**EXERCISE:** Reproduce the material word for word; the images stay out.

[Data records]
• • • •

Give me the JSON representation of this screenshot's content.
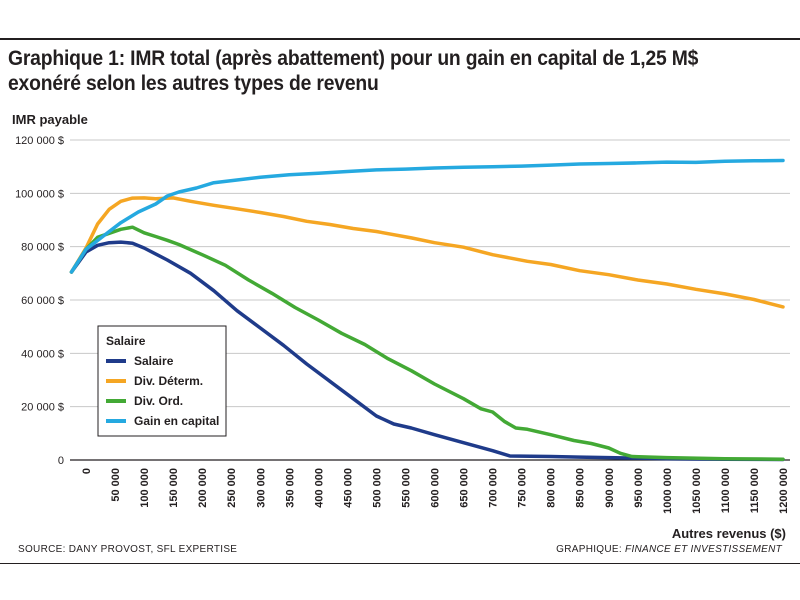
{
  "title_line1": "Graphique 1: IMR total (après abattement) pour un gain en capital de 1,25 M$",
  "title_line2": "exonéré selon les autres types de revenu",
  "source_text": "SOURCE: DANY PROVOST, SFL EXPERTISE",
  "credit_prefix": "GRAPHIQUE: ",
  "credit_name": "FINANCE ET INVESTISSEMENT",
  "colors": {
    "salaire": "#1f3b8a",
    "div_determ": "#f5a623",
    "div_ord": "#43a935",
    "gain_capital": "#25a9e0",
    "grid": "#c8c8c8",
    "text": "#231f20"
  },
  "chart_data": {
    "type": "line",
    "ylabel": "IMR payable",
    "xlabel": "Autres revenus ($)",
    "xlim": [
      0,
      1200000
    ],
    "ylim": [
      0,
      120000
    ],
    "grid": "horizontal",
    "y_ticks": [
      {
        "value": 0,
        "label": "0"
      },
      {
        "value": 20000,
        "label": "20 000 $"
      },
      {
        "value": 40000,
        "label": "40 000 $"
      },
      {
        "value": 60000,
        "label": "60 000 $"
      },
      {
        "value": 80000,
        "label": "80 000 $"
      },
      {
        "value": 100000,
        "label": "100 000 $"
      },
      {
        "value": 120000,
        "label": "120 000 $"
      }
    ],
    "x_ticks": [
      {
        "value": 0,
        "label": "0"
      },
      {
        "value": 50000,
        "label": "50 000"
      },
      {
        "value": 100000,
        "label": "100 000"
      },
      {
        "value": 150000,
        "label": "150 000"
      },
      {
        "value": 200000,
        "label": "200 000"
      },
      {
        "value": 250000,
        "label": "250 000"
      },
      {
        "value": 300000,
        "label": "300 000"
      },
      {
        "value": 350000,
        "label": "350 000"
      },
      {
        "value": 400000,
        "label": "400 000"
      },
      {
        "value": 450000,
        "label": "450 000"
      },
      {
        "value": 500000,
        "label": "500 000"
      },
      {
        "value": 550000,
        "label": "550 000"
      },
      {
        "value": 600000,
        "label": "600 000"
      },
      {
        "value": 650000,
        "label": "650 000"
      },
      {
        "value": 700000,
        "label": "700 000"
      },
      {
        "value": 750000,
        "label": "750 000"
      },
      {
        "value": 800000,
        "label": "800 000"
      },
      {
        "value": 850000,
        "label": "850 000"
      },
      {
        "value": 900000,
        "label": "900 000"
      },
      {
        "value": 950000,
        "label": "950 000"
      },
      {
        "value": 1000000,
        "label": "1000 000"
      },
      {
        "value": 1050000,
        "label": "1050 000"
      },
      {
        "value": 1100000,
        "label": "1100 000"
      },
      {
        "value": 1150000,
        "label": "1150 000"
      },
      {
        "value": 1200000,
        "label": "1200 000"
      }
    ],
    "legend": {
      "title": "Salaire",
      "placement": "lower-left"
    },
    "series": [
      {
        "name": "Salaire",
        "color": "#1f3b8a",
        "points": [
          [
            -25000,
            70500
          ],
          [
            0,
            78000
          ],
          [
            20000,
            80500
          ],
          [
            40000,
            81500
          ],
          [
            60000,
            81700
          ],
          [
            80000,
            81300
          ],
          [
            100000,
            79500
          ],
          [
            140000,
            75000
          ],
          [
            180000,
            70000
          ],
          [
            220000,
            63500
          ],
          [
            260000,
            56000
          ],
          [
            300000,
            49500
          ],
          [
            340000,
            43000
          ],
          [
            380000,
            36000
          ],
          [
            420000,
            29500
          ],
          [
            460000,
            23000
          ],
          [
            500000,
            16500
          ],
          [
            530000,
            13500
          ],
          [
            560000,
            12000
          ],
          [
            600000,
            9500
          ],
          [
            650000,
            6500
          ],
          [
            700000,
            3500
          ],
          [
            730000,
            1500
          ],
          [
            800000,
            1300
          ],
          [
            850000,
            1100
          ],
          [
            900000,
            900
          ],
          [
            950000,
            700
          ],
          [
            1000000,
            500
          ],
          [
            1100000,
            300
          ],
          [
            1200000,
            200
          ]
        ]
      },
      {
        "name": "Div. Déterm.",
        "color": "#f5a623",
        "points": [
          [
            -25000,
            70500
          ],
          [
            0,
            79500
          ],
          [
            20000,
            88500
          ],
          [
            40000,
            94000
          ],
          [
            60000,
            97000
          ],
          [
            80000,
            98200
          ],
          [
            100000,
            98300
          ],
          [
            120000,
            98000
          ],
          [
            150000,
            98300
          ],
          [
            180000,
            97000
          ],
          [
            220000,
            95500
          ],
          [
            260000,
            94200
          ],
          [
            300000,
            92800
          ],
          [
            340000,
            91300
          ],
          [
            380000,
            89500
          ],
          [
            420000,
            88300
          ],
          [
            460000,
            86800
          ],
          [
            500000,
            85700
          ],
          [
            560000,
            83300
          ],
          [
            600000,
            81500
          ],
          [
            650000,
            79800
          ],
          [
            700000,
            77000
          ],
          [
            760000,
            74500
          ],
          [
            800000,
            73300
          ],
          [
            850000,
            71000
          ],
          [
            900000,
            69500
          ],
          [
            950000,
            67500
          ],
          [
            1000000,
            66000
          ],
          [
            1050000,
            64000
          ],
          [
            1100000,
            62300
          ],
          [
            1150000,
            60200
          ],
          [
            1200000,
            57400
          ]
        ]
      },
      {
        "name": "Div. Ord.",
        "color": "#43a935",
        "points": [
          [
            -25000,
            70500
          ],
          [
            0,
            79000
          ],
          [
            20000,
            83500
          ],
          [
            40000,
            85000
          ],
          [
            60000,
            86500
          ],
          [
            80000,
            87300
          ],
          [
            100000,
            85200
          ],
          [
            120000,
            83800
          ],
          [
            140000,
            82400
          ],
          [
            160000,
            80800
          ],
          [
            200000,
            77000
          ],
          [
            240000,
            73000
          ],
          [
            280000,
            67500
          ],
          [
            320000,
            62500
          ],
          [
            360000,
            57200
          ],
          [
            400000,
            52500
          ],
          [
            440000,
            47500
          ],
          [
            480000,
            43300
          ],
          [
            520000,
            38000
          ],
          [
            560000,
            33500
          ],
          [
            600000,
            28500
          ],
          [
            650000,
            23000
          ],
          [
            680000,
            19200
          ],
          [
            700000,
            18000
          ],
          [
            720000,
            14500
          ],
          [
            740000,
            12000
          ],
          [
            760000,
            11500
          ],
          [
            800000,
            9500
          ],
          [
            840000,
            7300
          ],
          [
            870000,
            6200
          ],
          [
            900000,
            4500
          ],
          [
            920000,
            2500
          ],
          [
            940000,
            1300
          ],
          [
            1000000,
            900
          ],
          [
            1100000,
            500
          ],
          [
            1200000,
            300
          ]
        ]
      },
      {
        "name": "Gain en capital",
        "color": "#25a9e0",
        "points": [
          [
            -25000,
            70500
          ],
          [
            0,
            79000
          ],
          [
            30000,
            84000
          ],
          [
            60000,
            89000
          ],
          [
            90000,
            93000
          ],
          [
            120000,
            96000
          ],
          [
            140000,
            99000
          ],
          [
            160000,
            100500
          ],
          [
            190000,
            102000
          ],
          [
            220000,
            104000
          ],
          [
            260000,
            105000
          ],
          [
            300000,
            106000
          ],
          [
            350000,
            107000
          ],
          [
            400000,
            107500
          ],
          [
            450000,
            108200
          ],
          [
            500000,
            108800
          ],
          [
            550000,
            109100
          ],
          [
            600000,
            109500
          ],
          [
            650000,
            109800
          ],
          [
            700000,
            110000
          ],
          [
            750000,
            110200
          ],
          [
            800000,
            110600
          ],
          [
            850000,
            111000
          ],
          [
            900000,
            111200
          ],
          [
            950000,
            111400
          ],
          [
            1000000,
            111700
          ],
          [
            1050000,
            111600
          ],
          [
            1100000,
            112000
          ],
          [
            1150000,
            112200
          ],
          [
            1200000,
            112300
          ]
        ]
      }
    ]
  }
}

• • • •

**REPLY:**
Give me the JSON representation of this screenshot's content.
{
  "title_line1": "Graphique 1: IMR total (après abattement) pour un gain en capital de 1,25 M$",
  "title_line2": "exonéré selon les autres types de revenu",
  "source_text": "SOURCE: DANY PROVOST, SFL EXPERTISE",
  "credit_prefix": "GRAPHIQUE: ",
  "credit_name": "FINANCE ET INVESTISSEMENT",
  "colors": {
    "salaire": "#1f3b8a",
    "div_determ": "#f5a623",
    "div_ord": "#43a935",
    "gain_capital": "#25a9e0",
    "grid": "#c8c8c8",
    "text": "#231f20"
  },
  "chart_data": {
    "type": "line",
    "ylabel": "IMR payable",
    "xlabel": "Autres revenus ($)",
    "xlim": [
      0,
      1200000
    ],
    "ylim": [
      0,
      120000
    ],
    "grid": "horizontal",
    "y_ticks": [
      {
        "value": 0,
        "label": "0"
      },
      {
        "value": 20000,
        "label": "20 000 $"
      },
      {
        "value": 40000,
        "label": "40 000 $"
      },
      {
        "value": 60000,
        "label": "60 000 $"
      },
      {
        "value": 80000,
        "label": "80 000 $"
      },
      {
        "value": 100000,
        "label": "100 000 $"
      },
      {
        "value": 120000,
        "label": "120 000 $"
      }
    ],
    "x_ticks": [
      {
        "value": 0,
        "label": "0"
      },
      {
        "value": 50000,
        "label": "50 000"
      },
      {
        "value": 100000,
        "label": "100 000"
      },
      {
        "value": 150000,
        "label": "150 000"
      },
      {
        "value": 200000,
        "label": "200 000"
      },
      {
        "value": 250000,
        "label": "250 000"
      },
      {
        "value": 300000,
        "label": "300 000"
      },
      {
        "value": 350000,
        "label": "350 000"
      },
      {
        "value": 400000,
        "label": "400 000"
      },
      {
        "value": 450000,
        "label": "450 000"
      },
      {
        "value": 500000,
        "label": "500 000"
      },
      {
        "value": 550000,
        "label": "550 000"
      },
      {
        "value": 600000,
        "label": "600 000"
      },
      {
        "value": 650000,
        "label": "650 000"
      },
      {
        "value": 700000,
        "label": "700 000"
      },
      {
        "value": 750000,
        "label": "750 000"
      },
      {
        "value": 800000,
        "label": "800 000"
      },
      {
        "value": 850000,
        "label": "850 000"
      },
      {
        "value": 900000,
        "label": "900 000"
      },
      {
        "value": 950000,
        "label": "950 000"
      },
      {
        "value": 1000000,
        "label": "1000 000"
      },
      {
        "value": 1050000,
        "label": "1050 000"
      },
      {
        "value": 1100000,
        "label": "1100 000"
      },
      {
        "value": 1150000,
        "label": "1150 000"
      },
      {
        "value": 1200000,
        "label": "1200 000"
      }
    ],
    "legend": {
      "title": "Salaire",
      "placement": "lower-left"
    },
    "series": [
      {
        "name": "Salaire",
        "color": "#1f3b8a",
        "points": [
          [
            -25000,
            70500
          ],
          [
            0,
            78000
          ],
          [
            20000,
            80500
          ],
          [
            40000,
            81500
          ],
          [
            60000,
            81700
          ],
          [
            80000,
            81300
          ],
          [
            100000,
            79500
          ],
          [
            140000,
            75000
          ],
          [
            180000,
            70000
          ],
          [
            220000,
            63500
          ],
          [
            260000,
            56000
          ],
          [
            300000,
            49500
          ],
          [
            340000,
            43000
          ],
          [
            380000,
            36000
          ],
          [
            420000,
            29500
          ],
          [
            460000,
            23000
          ],
          [
            500000,
            16500
          ],
          [
            530000,
            13500
          ],
          [
            560000,
            12000
          ],
          [
            600000,
            9500
          ],
          [
            650000,
            6500
          ],
          [
            700000,
            3500
          ],
          [
            730000,
            1500
          ],
          [
            800000,
            1300
          ],
          [
            850000,
            1100
          ],
          [
            900000,
            900
          ],
          [
            950000,
            700
          ],
          [
            1000000,
            500
          ],
          [
            1100000,
            300
          ],
          [
            1200000,
            200
          ]
        ]
      },
      {
        "name": "Div. Déterm.",
        "color": "#f5a623",
        "points": [
          [
            -25000,
            70500
          ],
          [
            0,
            79500
          ],
          [
            20000,
            88500
          ],
          [
            40000,
            94000
          ],
          [
            60000,
            97000
          ],
          [
            80000,
            98200
          ],
          [
            100000,
            98300
          ],
          [
            120000,
            98000
          ],
          [
            150000,
            98300
          ],
          [
            180000,
            97000
          ],
          [
            220000,
            95500
          ],
          [
            260000,
            94200
          ],
          [
            300000,
            92800
          ],
          [
            340000,
            91300
          ],
          [
            380000,
            89500
          ],
          [
            420000,
            88300
          ],
          [
            460000,
            86800
          ],
          [
            500000,
            85700
          ],
          [
            560000,
            83300
          ],
          [
            600000,
            81500
          ],
          [
            650000,
            79800
          ],
          [
            700000,
            77000
          ],
          [
            760000,
            74500
          ],
          [
            800000,
            73300
          ],
          [
            850000,
            71000
          ],
          [
            900000,
            69500
          ],
          [
            950000,
            67500
          ],
          [
            1000000,
            66000
          ],
          [
            1050000,
            64000
          ],
          [
            1100000,
            62300
          ],
          [
            1150000,
            60200
          ],
          [
            1200000,
            57400
          ]
        ]
      },
      {
        "name": "Div. Ord.",
        "color": "#43a935",
        "points": [
          [
            -25000,
            70500
          ],
          [
            0,
            79000
          ],
          [
            20000,
            83500
          ],
          [
            40000,
            85000
          ],
          [
            60000,
            86500
          ],
          [
            80000,
            87300
          ],
          [
            100000,
            85200
          ],
          [
            120000,
            83800
          ],
          [
            140000,
            82400
          ],
          [
            160000,
            80800
          ],
          [
            200000,
            77000
          ],
          [
            240000,
            73000
          ],
          [
            280000,
            67500
          ],
          [
            320000,
            62500
          ],
          [
            360000,
            57200
          ],
          [
            400000,
            52500
          ],
          [
            440000,
            47500
          ],
          [
            480000,
            43300
          ],
          [
            520000,
            38000
          ],
          [
            560000,
            33500
          ],
          [
            600000,
            28500
          ],
          [
            650000,
            23000
          ],
          [
            680000,
            19200
          ],
          [
            700000,
            18000
          ],
          [
            720000,
            14500
          ],
          [
            740000,
            12000
          ],
          [
            760000,
            11500
          ],
          [
            800000,
            9500
          ],
          [
            840000,
            7300
          ],
          [
            870000,
            6200
          ],
          [
            900000,
            4500
          ],
          [
            920000,
            2500
          ],
          [
            940000,
            1300
          ],
          [
            1000000,
            900
          ],
          [
            1100000,
            500
          ],
          [
            1200000,
            300
          ]
        ]
      },
      {
        "name": "Gain en capital",
        "color": "#25a9e0",
        "points": [
          [
            -25000,
            70500
          ],
          [
            0,
            79000
          ],
          [
            30000,
            84000
          ],
          [
            60000,
            89000
          ],
          [
            90000,
            93000
          ],
          [
            120000,
            96000
          ],
          [
            140000,
            99000
          ],
          [
            160000,
            100500
          ],
          [
            190000,
            102000
          ],
          [
            220000,
            104000
          ],
          [
            260000,
            105000
          ],
          [
            300000,
            106000
          ],
          [
            350000,
            107000
          ],
          [
            400000,
            107500
          ],
          [
            450000,
            108200
          ],
          [
            500000,
            108800
          ],
          [
            550000,
            109100
          ],
          [
            600000,
            109500
          ],
          [
            650000,
            109800
          ],
          [
            700000,
            110000
          ],
          [
            750000,
            110200
          ],
          [
            800000,
            110600
          ],
          [
            850000,
            111000
          ],
          [
            900000,
            111200
          ],
          [
            950000,
            111400
          ],
          [
            1000000,
            111700
          ],
          [
            1050000,
            111600
          ],
          [
            1100000,
            112000
          ],
          [
            1150000,
            112200
          ],
          [
            1200000,
            112300
          ]
        ]
      }
    ]
  }
}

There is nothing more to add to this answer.